- DIRECTIONS FOR THIS TASK
Select every line below containing the word "icon".

====== DATA FOR THIS TASK

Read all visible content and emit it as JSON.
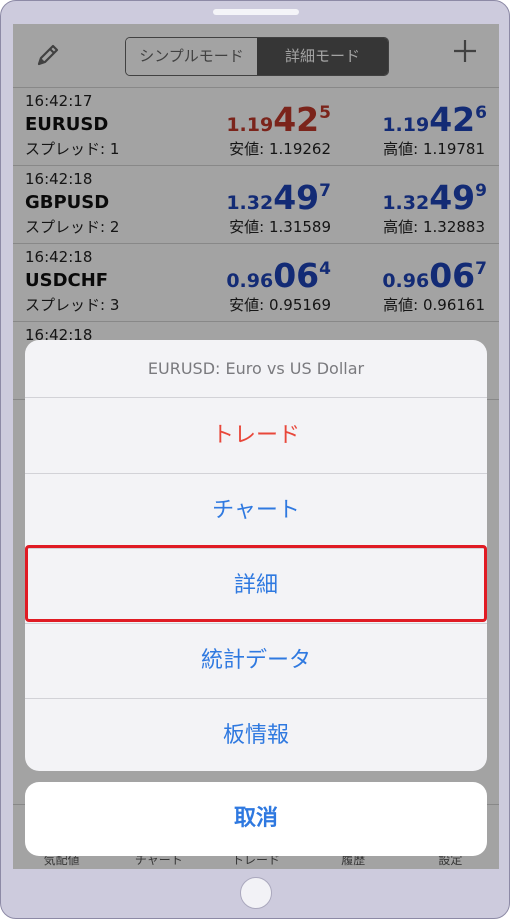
{
  "colors": {
    "bid_red": "#c0392b",
    "quote_blue": "#1f44b8",
    "action_blue": "#2f79e0",
    "destructive_red": "#e8473a",
    "highlight_red": "#e01b24"
  },
  "navbar": {
    "edit_icon": "pencil-icon",
    "mode_simple": "シンプルモード",
    "mode_detail": "詳細モード",
    "add_icon": "plus-icon"
  },
  "quotes": [
    {
      "time": "16:42:17",
      "symbol": "EURUSD",
      "spread": "スプレッド: 1",
      "bid": {
        "main": "1.19",
        "big": "42",
        "small": "5"
      },
      "ask": {
        "main": "1.19",
        "big": "42",
        "small": "6"
      },
      "low": "安値: 1.19262",
      "high": "高値: 1.19781"
    },
    {
      "time": "16:42:18",
      "symbol": "GBPUSD",
      "spread": "スプレッド: 2",
      "bid": {
        "main": "1.32",
        "big": "49",
        "small": "7"
      },
      "ask": {
        "main": "1.32",
        "big": "49",
        "small": "9"
      },
      "low": "安値: 1.31589",
      "high": "高値: 1.32883"
    },
    {
      "time": "16:42:18",
      "symbol": "USDCHF",
      "spread": "スプレッド: 3",
      "bid": {
        "main": "0.96",
        "big": "06",
        "small": "4"
      },
      "ask": {
        "main": "0.96",
        "big": "06",
        "small": "7"
      },
      "low": "安値: 0.95169",
      "high": "高値: 0.96161"
    },
    {
      "time": "16:42:18"
    }
  ],
  "tabbar": [
    "気配値",
    "チャート",
    "トレード",
    "履歴",
    "設定"
  ],
  "action_sheet": {
    "title": "EURUSD: Euro vs US Dollar",
    "items": [
      "トレード",
      "チャート",
      "詳細",
      "統計データ",
      "板情報"
    ],
    "cancel": "取消"
  }
}
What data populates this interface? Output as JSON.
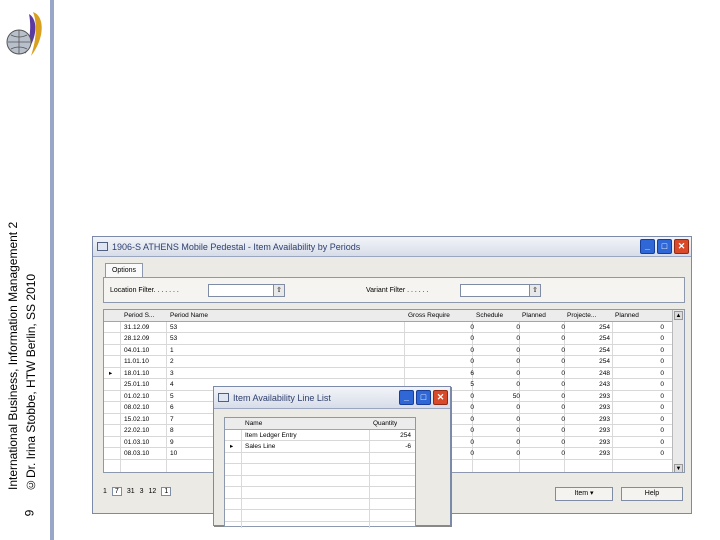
{
  "slide": {
    "course": "International Business, Information Management 2",
    "author": "©Dr. Irina Stobbe, HTW Berlin, SS 2010",
    "page": "9"
  },
  "main_window": {
    "title": "1906-S ATHENS Mobile Pedestal - Item Availability by Periods",
    "tab": "Options",
    "location_filter_label": "Location Filter. . . . . . .",
    "variant_filter_label": "Variant Filter . . . . . .",
    "columns": [
      "Period S...",
      "Period Name",
      "Gross Require",
      "Schedule",
      "Planned",
      "Projecte...",
      "Planned"
    ],
    "rows": [
      {
        "marker": "",
        "start": "31.12.09",
        "name": "53",
        "gross": "0",
        "sched": "0",
        "planned": "0",
        "proj": "254",
        "planned2": "0"
      },
      {
        "marker": "",
        "start": "28.12.09",
        "name": "53",
        "gross": "0",
        "sched": "0",
        "planned": "0",
        "proj": "254",
        "planned2": "0"
      },
      {
        "marker": "",
        "start": "04.01.10",
        "name": "1",
        "gross": "0",
        "sched": "0",
        "planned": "0",
        "proj": "254",
        "planned2": "0"
      },
      {
        "marker": "",
        "start": "11.01.10",
        "name": "2",
        "gross": "0",
        "sched": "0",
        "planned": "0",
        "proj": "254",
        "planned2": "0"
      },
      {
        "marker": "▸",
        "start": "18.01.10",
        "name": "3",
        "gross": "6",
        "sched": "0",
        "planned": "0",
        "proj": "248",
        "planned2": "0"
      },
      {
        "marker": "",
        "start": "25.01.10",
        "name": "4",
        "gross": "5",
        "sched": "0",
        "planned": "0",
        "proj": "243",
        "planned2": "0"
      },
      {
        "marker": "",
        "start": "01.02.10",
        "name": "5",
        "gross": "0",
        "sched": "50",
        "planned": "0",
        "proj": "293",
        "planned2": "0"
      },
      {
        "marker": "",
        "start": "08.02.10",
        "name": "6",
        "gross": "0",
        "sched": "0",
        "planned": "0",
        "proj": "293",
        "planned2": "0"
      },
      {
        "marker": "",
        "start": "15.02.10",
        "name": "7",
        "gross": "0",
        "sched": "0",
        "planned": "0",
        "proj": "293",
        "planned2": "0"
      },
      {
        "marker": "",
        "start": "22.02.10",
        "name": "8",
        "gross": "0",
        "sched": "0",
        "planned": "0",
        "proj": "293",
        "planned2": "0"
      },
      {
        "marker": "",
        "start": "01.03.10",
        "name": "9",
        "gross": "0",
        "sched": "0",
        "planned": "0",
        "proj": "293",
        "planned2": "0"
      },
      {
        "marker": "",
        "start": "08.03.10",
        "name": "10",
        "gross": "0",
        "sched": "0",
        "planned": "0",
        "proj": "293",
        "planned2": "0"
      }
    ],
    "nav": [
      "1",
      "7",
      "31",
      "3",
      "12",
      "1"
    ],
    "item_button": "Item",
    "help_button": "Help"
  },
  "popup": {
    "title": "Item Availability Line List",
    "columns": [
      "Name",
      "Quantity"
    ],
    "rows": [
      {
        "marker": "",
        "name": "Item Ledger Entry",
        "qty": "254"
      },
      {
        "marker": "▸",
        "name": "Sales Line",
        "qty": "-6"
      }
    ]
  }
}
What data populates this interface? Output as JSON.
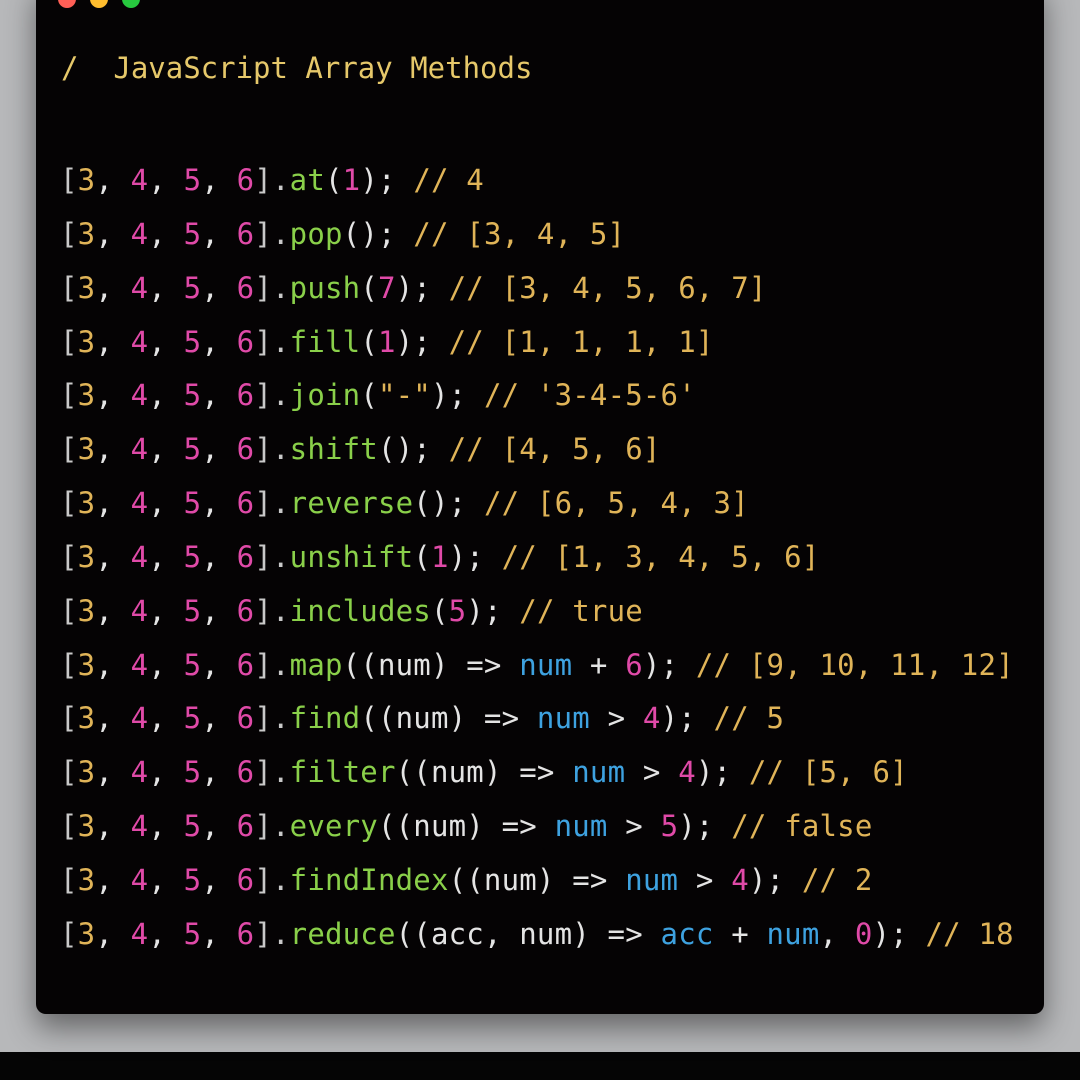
{
  "window": {
    "traffic_lights": [
      {
        "name": "close",
        "color": "#ff5f56"
      },
      {
        "name": "minimize",
        "color": "#ffbd2e"
      },
      {
        "name": "maximize",
        "color": "#27c93f"
      }
    ],
    "title": "/  JavaScript Array Methods",
    "title_color": "#e6c86a"
  },
  "colors": {
    "bracket": "#c9c9c9",
    "number_a": "#e0b458",
    "number_b": "#e04aa8",
    "method": "#8ad04a",
    "string": "#e0b458",
    "comment": "#e0b458",
    "variable": "#3ea2e0",
    "plain": "#e4e4e4"
  },
  "code_lines": [
    [
      [
        "[",
        "bracket"
      ],
      [
        "3",
        "number_a"
      ],
      [
        ", ",
        "plain"
      ],
      [
        "4",
        "number_b"
      ],
      [
        ", ",
        "plain"
      ],
      [
        "5",
        "number_b"
      ],
      [
        ", ",
        "plain"
      ],
      [
        "6",
        "number_b"
      ],
      [
        "].",
        "bracket"
      ],
      [
        "at",
        "method"
      ],
      [
        "(",
        "plain"
      ],
      [
        "1",
        "number_b"
      ],
      [
        ");",
        "plain"
      ],
      [
        " // 4",
        "comment"
      ]
    ],
    [
      [
        "[",
        "bracket"
      ],
      [
        "3",
        "number_a"
      ],
      [
        ", ",
        "plain"
      ],
      [
        "4",
        "number_b"
      ],
      [
        ", ",
        "plain"
      ],
      [
        "5",
        "number_b"
      ],
      [
        ", ",
        "plain"
      ],
      [
        "6",
        "number_b"
      ],
      [
        "].",
        "bracket"
      ],
      [
        "pop",
        "method"
      ],
      [
        "();",
        "plain"
      ],
      [
        " // [3, 4, 5]",
        "comment"
      ]
    ],
    [
      [
        "[",
        "bracket"
      ],
      [
        "3",
        "number_a"
      ],
      [
        ", ",
        "plain"
      ],
      [
        "4",
        "number_b"
      ],
      [
        ", ",
        "plain"
      ],
      [
        "5",
        "number_b"
      ],
      [
        ", ",
        "plain"
      ],
      [
        "6",
        "number_b"
      ],
      [
        "].",
        "bracket"
      ],
      [
        "push",
        "method"
      ],
      [
        "(",
        "plain"
      ],
      [
        "7",
        "number_b"
      ],
      [
        ");",
        "plain"
      ],
      [
        " // [3, 4, 5, 6, 7]",
        "comment"
      ]
    ],
    [
      [
        "[",
        "bracket"
      ],
      [
        "3",
        "number_a"
      ],
      [
        ", ",
        "plain"
      ],
      [
        "4",
        "number_b"
      ],
      [
        ", ",
        "plain"
      ],
      [
        "5",
        "number_b"
      ],
      [
        ", ",
        "plain"
      ],
      [
        "6",
        "number_b"
      ],
      [
        "].",
        "bracket"
      ],
      [
        "fill",
        "method"
      ],
      [
        "(",
        "plain"
      ],
      [
        "1",
        "number_b"
      ],
      [
        ");",
        "plain"
      ],
      [
        " // [1, 1, 1, 1]",
        "comment"
      ]
    ],
    [
      [
        "[",
        "bracket"
      ],
      [
        "3",
        "number_a"
      ],
      [
        ", ",
        "plain"
      ],
      [
        "4",
        "number_b"
      ],
      [
        ", ",
        "plain"
      ],
      [
        "5",
        "number_b"
      ],
      [
        ", ",
        "plain"
      ],
      [
        "6",
        "number_b"
      ],
      [
        "].",
        "bracket"
      ],
      [
        "join",
        "method"
      ],
      [
        "(",
        "plain"
      ],
      [
        "\"-\"",
        "string"
      ],
      [
        ");",
        "plain"
      ],
      [
        " // '3-4-5-6'",
        "comment"
      ]
    ],
    [
      [
        "[",
        "bracket"
      ],
      [
        "3",
        "number_a"
      ],
      [
        ", ",
        "plain"
      ],
      [
        "4",
        "number_b"
      ],
      [
        ", ",
        "plain"
      ],
      [
        "5",
        "number_b"
      ],
      [
        ", ",
        "plain"
      ],
      [
        "6",
        "number_b"
      ],
      [
        "].",
        "bracket"
      ],
      [
        "shift",
        "method"
      ],
      [
        "();",
        "plain"
      ],
      [
        " // [4, 5, 6]",
        "comment"
      ]
    ],
    [
      [
        "[",
        "bracket"
      ],
      [
        "3",
        "number_a"
      ],
      [
        ", ",
        "plain"
      ],
      [
        "4",
        "number_b"
      ],
      [
        ", ",
        "plain"
      ],
      [
        "5",
        "number_b"
      ],
      [
        ", ",
        "plain"
      ],
      [
        "6",
        "number_b"
      ],
      [
        "].",
        "bracket"
      ],
      [
        "reverse",
        "method"
      ],
      [
        "();",
        "plain"
      ],
      [
        " // [6, 5, 4, 3]",
        "comment"
      ]
    ],
    [
      [
        "[",
        "bracket"
      ],
      [
        "3",
        "number_a"
      ],
      [
        ", ",
        "plain"
      ],
      [
        "4",
        "number_b"
      ],
      [
        ", ",
        "plain"
      ],
      [
        "5",
        "number_b"
      ],
      [
        ", ",
        "plain"
      ],
      [
        "6",
        "number_b"
      ],
      [
        "].",
        "bracket"
      ],
      [
        "unshift",
        "method"
      ],
      [
        "(",
        "plain"
      ],
      [
        "1",
        "number_b"
      ],
      [
        ");",
        "plain"
      ],
      [
        " // [1, 3, 4, 5, 6]",
        "comment"
      ]
    ],
    [
      [
        "[",
        "bracket"
      ],
      [
        "3",
        "number_a"
      ],
      [
        ", ",
        "plain"
      ],
      [
        "4",
        "number_b"
      ],
      [
        ", ",
        "plain"
      ],
      [
        "5",
        "number_b"
      ],
      [
        ", ",
        "plain"
      ],
      [
        "6",
        "number_b"
      ],
      [
        "].",
        "bracket"
      ],
      [
        "includes",
        "method"
      ],
      [
        "(",
        "plain"
      ],
      [
        "5",
        "number_b"
      ],
      [
        ");",
        "plain"
      ],
      [
        " // true",
        "comment"
      ]
    ],
    [
      [
        "[",
        "bracket"
      ],
      [
        "3",
        "number_a"
      ],
      [
        ", ",
        "plain"
      ],
      [
        "4",
        "number_b"
      ],
      [
        ", ",
        "plain"
      ],
      [
        "5",
        "number_b"
      ],
      [
        ", ",
        "plain"
      ],
      [
        "6",
        "number_b"
      ],
      [
        "].",
        "bracket"
      ],
      [
        "map",
        "method"
      ],
      [
        "((num) => ",
        "plain"
      ],
      [
        "num",
        "variable"
      ],
      [
        " + ",
        "plain"
      ],
      [
        "6",
        "number_b"
      ],
      [
        ");",
        "plain"
      ],
      [
        " // [9, 10, 11, 12]",
        "comment"
      ]
    ],
    [
      [
        "[",
        "bracket"
      ],
      [
        "3",
        "number_a"
      ],
      [
        ", ",
        "plain"
      ],
      [
        "4",
        "number_b"
      ],
      [
        ", ",
        "plain"
      ],
      [
        "5",
        "number_b"
      ],
      [
        ", ",
        "plain"
      ],
      [
        "6",
        "number_b"
      ],
      [
        "].",
        "bracket"
      ],
      [
        "find",
        "method"
      ],
      [
        "((num) => ",
        "plain"
      ],
      [
        "num",
        "variable"
      ],
      [
        " > ",
        "plain"
      ],
      [
        "4",
        "number_b"
      ],
      [
        ");",
        "plain"
      ],
      [
        " // 5",
        "comment"
      ]
    ],
    [
      [
        "[",
        "bracket"
      ],
      [
        "3",
        "number_a"
      ],
      [
        ", ",
        "plain"
      ],
      [
        "4",
        "number_b"
      ],
      [
        ", ",
        "plain"
      ],
      [
        "5",
        "number_b"
      ],
      [
        ", ",
        "plain"
      ],
      [
        "6",
        "number_b"
      ],
      [
        "].",
        "bracket"
      ],
      [
        "filter",
        "method"
      ],
      [
        "((num) => ",
        "plain"
      ],
      [
        "num",
        "variable"
      ],
      [
        " > ",
        "plain"
      ],
      [
        "4",
        "number_b"
      ],
      [
        ");",
        "plain"
      ],
      [
        " // [5, 6]",
        "comment"
      ]
    ],
    [
      [
        "[",
        "bracket"
      ],
      [
        "3",
        "number_a"
      ],
      [
        ", ",
        "plain"
      ],
      [
        "4",
        "number_b"
      ],
      [
        ", ",
        "plain"
      ],
      [
        "5",
        "number_b"
      ],
      [
        ", ",
        "plain"
      ],
      [
        "6",
        "number_b"
      ],
      [
        "].",
        "bracket"
      ],
      [
        "every",
        "method"
      ],
      [
        "((num) => ",
        "plain"
      ],
      [
        "num",
        "variable"
      ],
      [
        " > ",
        "plain"
      ],
      [
        "5",
        "number_b"
      ],
      [
        ");",
        "plain"
      ],
      [
        " // false",
        "comment"
      ]
    ],
    [
      [
        "[",
        "bracket"
      ],
      [
        "3",
        "number_a"
      ],
      [
        ", ",
        "plain"
      ],
      [
        "4",
        "number_b"
      ],
      [
        ", ",
        "plain"
      ],
      [
        "5",
        "number_b"
      ],
      [
        ", ",
        "plain"
      ],
      [
        "6",
        "number_b"
      ],
      [
        "].",
        "bracket"
      ],
      [
        "findIndex",
        "method"
      ],
      [
        "((num) => ",
        "plain"
      ],
      [
        "num",
        "variable"
      ],
      [
        " > ",
        "plain"
      ],
      [
        "4",
        "number_b"
      ],
      [
        ");",
        "plain"
      ],
      [
        " // 2",
        "comment"
      ]
    ],
    [
      [
        "[",
        "bracket"
      ],
      [
        "3",
        "number_a"
      ],
      [
        ", ",
        "plain"
      ],
      [
        "4",
        "number_b"
      ],
      [
        ", ",
        "plain"
      ],
      [
        "5",
        "number_b"
      ],
      [
        ", ",
        "plain"
      ],
      [
        "6",
        "number_b"
      ],
      [
        "].",
        "bracket"
      ],
      [
        "reduce",
        "method"
      ],
      [
        "((acc, num) => ",
        "plain"
      ],
      [
        "acc",
        "variable"
      ],
      [
        " + ",
        "plain"
      ],
      [
        "num",
        "variable"
      ],
      [
        ", ",
        "plain"
      ],
      [
        "0",
        "number_b"
      ],
      [
        ");",
        "plain"
      ],
      [
        " // 18",
        "comment"
      ]
    ]
  ]
}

============

- SOLUTION TO THIS PROBLEM
    "edit_icon": "pencil-icon",
    "add_icon": "plus-icon"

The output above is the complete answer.